Items from a figure collection
-*-*-
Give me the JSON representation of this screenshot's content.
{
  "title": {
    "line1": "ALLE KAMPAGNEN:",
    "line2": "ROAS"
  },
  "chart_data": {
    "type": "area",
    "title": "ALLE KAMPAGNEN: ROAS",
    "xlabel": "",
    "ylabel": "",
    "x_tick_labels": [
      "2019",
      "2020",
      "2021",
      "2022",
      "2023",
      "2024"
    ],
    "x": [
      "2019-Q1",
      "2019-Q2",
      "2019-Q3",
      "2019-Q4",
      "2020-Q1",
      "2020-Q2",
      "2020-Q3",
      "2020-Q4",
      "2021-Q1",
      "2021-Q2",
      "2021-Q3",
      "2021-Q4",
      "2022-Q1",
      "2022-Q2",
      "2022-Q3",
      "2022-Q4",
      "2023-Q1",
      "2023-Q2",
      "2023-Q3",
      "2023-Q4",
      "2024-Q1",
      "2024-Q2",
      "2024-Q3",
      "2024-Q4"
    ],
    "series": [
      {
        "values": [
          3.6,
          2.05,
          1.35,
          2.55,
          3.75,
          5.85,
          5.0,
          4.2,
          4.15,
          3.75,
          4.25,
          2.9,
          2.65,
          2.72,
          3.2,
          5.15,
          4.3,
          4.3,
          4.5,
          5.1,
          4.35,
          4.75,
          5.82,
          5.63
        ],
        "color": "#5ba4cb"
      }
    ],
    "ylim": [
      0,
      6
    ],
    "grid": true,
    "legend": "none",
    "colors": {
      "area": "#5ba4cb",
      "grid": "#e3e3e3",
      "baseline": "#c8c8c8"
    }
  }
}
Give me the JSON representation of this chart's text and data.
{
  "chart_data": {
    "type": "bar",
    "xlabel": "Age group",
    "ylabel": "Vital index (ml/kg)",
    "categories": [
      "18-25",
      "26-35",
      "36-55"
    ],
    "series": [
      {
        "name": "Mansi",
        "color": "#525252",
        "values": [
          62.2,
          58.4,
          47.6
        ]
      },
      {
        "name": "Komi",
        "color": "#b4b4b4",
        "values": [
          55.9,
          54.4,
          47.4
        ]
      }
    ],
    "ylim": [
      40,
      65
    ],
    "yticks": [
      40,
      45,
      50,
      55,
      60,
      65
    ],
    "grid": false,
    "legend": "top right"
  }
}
-*-*-
> Task statement: Locate all lines that include the word "this" and copy them out.

> Answer to the exercise:
Give me the JSON representation of this screenshot's content.
Give me the JSON representation of this chart's text and data.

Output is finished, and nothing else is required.